== Dataset records
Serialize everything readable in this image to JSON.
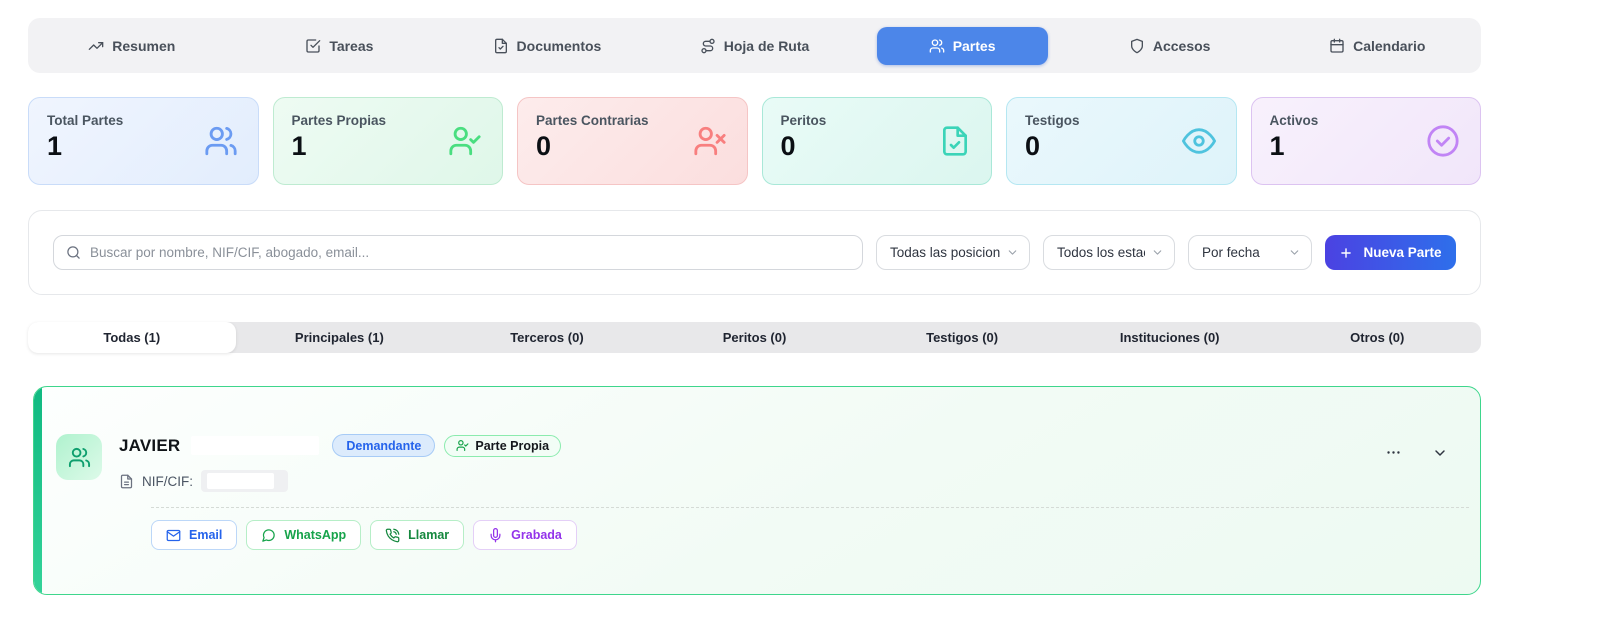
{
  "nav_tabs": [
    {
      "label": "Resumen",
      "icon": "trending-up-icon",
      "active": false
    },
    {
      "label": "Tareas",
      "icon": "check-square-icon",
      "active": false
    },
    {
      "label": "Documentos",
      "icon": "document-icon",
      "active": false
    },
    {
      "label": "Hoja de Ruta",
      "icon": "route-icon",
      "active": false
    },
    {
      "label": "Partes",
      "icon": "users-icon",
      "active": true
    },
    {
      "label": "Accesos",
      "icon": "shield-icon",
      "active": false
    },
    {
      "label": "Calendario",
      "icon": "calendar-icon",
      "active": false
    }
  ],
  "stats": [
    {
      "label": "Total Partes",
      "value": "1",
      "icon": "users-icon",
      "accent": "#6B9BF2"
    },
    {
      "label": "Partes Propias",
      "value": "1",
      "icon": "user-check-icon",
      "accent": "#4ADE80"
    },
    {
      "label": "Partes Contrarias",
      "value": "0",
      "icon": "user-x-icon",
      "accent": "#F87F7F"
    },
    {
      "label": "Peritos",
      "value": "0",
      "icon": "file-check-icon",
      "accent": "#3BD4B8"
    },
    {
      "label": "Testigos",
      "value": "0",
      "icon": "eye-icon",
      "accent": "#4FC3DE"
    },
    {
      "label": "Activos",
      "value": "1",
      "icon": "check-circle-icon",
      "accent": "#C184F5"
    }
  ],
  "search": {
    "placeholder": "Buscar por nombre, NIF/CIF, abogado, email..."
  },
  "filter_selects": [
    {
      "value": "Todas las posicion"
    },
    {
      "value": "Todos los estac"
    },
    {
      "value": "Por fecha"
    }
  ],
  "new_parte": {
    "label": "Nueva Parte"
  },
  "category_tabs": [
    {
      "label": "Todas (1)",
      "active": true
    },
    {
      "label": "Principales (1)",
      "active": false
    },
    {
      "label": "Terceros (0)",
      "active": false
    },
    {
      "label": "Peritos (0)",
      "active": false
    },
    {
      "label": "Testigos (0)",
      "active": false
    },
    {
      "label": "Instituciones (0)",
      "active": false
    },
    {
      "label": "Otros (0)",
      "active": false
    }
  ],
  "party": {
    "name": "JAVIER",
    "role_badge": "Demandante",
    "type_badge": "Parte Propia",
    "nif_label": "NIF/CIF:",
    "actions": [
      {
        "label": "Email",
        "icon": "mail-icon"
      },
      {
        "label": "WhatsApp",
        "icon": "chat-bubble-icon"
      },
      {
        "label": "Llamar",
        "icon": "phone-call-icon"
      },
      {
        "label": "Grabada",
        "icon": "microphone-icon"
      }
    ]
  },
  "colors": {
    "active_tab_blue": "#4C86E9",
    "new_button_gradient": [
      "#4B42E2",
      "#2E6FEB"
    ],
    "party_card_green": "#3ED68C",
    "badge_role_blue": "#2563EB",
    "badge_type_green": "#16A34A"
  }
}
====
== Dataset records
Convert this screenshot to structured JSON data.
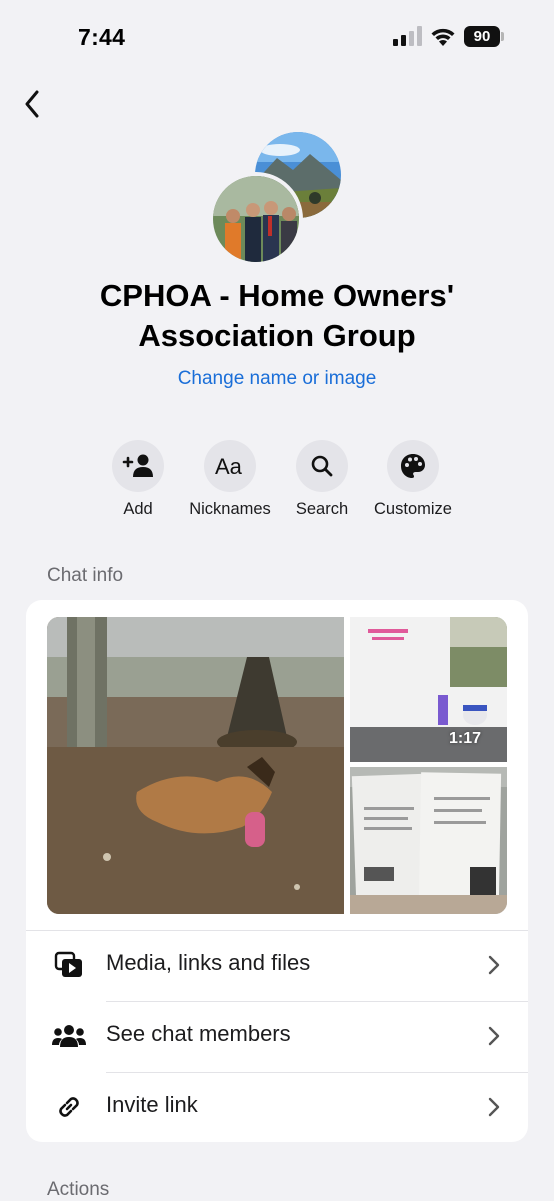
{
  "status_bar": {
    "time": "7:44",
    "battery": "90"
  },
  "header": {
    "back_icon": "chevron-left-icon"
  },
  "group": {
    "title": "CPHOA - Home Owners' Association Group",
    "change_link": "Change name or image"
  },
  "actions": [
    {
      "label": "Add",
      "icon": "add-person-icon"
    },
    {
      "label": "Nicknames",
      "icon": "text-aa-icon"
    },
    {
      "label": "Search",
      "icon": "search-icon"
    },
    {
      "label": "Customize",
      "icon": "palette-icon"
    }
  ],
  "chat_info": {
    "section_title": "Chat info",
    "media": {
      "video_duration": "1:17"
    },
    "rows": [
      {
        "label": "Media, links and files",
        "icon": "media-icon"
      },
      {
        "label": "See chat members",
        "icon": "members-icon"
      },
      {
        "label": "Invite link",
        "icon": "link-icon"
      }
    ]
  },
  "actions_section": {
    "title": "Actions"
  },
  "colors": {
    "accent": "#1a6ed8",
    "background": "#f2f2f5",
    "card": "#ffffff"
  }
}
====
[Set exercise] Count every line above that holds the word "members", and state the number and nothing more.

[Problem solution] 2